* **Exercise**
List each line of the data that holds the word "this".

* **Data provided**
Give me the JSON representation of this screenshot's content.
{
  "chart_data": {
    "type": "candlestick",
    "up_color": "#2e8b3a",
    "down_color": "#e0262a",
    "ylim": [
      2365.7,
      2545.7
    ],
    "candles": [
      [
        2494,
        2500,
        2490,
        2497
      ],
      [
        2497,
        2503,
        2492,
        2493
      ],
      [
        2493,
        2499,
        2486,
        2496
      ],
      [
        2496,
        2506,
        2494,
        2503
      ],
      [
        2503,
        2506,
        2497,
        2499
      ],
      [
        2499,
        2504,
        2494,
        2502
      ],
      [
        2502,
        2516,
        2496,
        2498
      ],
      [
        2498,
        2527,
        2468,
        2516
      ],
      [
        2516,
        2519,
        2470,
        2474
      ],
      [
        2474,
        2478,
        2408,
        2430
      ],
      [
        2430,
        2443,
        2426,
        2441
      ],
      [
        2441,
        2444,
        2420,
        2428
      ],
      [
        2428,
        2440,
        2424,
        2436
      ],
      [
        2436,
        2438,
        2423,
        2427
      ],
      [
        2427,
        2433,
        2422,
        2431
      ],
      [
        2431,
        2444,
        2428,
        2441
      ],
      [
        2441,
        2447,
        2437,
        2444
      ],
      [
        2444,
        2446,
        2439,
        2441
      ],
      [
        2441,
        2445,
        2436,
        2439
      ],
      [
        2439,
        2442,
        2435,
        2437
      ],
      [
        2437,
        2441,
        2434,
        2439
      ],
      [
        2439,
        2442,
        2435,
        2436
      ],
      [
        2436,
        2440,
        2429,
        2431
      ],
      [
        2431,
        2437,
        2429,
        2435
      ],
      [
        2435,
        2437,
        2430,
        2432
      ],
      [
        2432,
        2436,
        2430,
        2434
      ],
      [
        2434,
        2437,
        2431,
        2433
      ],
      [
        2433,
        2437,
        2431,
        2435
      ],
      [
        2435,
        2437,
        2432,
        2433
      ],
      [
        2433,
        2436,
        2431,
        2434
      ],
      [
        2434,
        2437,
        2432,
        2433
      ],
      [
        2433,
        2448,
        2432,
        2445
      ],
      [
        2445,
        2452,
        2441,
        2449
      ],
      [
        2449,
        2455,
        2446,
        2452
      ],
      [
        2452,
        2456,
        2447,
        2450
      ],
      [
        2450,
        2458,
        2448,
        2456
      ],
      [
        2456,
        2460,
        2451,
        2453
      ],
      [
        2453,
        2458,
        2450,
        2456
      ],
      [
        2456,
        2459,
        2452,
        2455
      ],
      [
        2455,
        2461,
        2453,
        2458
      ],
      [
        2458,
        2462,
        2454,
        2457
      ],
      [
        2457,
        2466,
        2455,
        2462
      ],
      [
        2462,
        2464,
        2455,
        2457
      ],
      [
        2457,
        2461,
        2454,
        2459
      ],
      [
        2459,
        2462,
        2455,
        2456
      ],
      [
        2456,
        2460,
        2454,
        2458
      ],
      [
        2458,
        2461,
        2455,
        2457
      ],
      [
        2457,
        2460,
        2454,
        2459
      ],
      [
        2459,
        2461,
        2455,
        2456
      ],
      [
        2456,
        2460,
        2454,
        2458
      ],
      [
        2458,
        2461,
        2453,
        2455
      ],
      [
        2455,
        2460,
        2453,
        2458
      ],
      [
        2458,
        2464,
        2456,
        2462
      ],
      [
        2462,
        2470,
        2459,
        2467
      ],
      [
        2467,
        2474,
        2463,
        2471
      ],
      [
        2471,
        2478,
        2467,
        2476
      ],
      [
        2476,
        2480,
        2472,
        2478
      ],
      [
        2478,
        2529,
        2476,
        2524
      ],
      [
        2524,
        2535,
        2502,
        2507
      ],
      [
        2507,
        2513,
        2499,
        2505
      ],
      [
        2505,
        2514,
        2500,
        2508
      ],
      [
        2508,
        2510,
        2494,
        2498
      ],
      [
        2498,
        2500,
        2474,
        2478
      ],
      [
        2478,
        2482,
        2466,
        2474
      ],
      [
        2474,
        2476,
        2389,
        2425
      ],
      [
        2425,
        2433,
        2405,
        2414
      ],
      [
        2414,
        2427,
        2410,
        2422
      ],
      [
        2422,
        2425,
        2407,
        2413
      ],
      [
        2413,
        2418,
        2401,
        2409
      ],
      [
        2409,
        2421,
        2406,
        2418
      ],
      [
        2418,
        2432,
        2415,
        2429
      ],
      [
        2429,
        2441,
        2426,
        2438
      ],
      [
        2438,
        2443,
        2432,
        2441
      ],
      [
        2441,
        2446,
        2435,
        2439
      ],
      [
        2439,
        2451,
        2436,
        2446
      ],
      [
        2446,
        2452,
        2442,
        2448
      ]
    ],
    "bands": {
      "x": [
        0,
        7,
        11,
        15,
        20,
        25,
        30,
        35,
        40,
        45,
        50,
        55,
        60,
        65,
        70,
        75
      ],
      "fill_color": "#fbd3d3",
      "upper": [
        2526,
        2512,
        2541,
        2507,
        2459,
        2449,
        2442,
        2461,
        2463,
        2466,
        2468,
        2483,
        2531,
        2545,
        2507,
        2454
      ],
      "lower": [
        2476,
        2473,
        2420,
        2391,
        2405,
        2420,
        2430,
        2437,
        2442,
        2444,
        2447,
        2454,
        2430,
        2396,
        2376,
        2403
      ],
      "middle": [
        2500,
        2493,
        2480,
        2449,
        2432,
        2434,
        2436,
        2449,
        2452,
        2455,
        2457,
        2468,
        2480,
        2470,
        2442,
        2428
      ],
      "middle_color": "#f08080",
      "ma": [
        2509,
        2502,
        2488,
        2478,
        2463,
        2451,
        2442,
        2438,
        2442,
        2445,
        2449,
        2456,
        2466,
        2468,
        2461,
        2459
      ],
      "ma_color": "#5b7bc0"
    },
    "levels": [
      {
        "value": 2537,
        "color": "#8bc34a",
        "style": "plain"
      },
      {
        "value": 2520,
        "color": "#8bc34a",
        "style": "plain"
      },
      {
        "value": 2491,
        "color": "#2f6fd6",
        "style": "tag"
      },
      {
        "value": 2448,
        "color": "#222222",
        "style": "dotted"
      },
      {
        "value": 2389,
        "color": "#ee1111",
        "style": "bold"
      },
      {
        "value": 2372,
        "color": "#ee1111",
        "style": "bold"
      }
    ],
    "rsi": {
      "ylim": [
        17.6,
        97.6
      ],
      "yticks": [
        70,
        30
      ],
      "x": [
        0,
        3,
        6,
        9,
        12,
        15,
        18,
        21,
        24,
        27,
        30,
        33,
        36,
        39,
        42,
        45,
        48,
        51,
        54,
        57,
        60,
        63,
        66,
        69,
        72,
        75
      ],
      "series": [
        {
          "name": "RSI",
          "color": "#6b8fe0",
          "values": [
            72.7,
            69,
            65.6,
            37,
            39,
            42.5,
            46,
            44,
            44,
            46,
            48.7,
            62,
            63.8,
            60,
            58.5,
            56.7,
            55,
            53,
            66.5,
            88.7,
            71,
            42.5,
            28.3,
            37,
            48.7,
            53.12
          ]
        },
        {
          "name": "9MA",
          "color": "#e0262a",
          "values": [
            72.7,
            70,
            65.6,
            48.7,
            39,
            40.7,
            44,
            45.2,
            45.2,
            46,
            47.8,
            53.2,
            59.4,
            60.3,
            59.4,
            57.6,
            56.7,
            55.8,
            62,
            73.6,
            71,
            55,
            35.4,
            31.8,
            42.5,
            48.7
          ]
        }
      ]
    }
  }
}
---
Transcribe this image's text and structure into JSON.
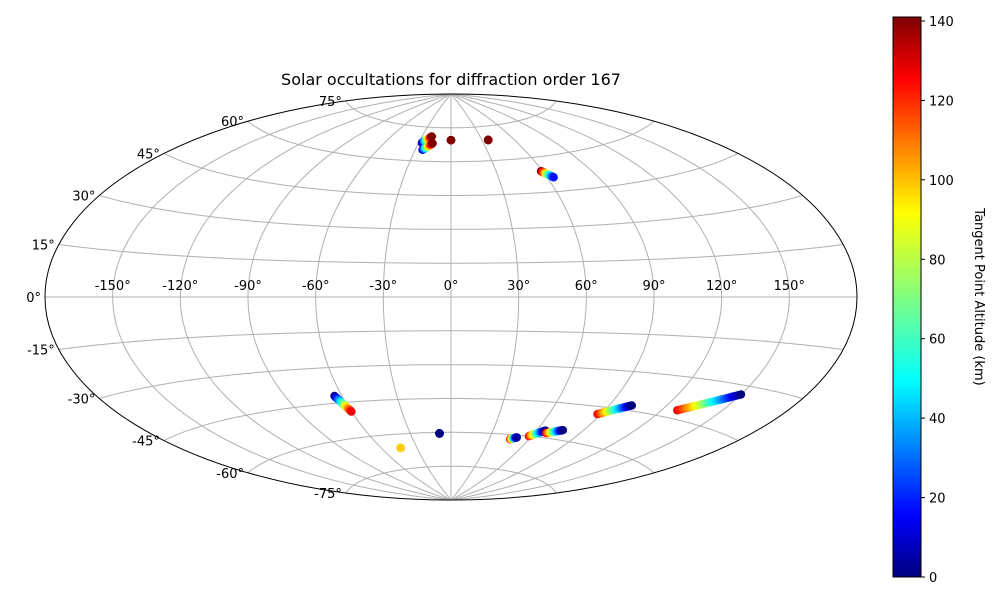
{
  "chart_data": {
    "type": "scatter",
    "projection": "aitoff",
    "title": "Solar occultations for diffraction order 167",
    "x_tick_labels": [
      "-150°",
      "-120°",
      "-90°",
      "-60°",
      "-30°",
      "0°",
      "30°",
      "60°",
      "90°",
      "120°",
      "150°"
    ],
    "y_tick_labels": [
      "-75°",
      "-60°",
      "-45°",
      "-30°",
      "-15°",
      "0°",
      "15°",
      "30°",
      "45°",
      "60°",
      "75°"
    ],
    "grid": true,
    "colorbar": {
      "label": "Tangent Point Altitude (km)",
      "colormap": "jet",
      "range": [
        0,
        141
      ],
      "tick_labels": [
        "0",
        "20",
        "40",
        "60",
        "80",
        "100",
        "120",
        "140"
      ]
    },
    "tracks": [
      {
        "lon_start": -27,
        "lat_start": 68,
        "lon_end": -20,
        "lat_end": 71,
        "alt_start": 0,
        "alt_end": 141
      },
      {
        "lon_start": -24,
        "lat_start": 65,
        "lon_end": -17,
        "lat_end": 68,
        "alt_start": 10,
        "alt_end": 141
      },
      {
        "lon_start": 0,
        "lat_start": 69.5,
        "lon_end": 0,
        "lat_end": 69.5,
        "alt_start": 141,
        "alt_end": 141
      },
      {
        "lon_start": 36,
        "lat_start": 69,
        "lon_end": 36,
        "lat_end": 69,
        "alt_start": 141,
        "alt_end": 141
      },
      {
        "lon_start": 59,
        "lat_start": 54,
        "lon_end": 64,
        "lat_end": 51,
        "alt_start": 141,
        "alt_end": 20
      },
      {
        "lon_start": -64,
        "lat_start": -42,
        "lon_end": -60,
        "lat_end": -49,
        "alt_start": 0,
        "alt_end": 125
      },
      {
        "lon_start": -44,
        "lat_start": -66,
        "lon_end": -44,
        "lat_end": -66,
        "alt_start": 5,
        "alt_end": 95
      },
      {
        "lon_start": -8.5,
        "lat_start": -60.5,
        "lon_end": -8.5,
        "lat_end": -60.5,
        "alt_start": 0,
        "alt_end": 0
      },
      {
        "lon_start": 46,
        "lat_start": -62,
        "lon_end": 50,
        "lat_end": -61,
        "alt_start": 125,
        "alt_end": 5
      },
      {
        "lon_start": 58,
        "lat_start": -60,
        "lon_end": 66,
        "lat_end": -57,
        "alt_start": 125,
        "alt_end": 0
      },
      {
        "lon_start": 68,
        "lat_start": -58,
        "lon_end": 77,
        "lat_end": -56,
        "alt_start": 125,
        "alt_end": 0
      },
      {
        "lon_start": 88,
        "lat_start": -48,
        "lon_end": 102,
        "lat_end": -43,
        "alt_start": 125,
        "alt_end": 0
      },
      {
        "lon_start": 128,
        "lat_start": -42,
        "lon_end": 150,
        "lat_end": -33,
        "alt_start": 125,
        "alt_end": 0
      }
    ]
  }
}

* **Task solution**
Give me the JSON representation of this screenshot's content.
Transcribe this image's text and structure into JSON.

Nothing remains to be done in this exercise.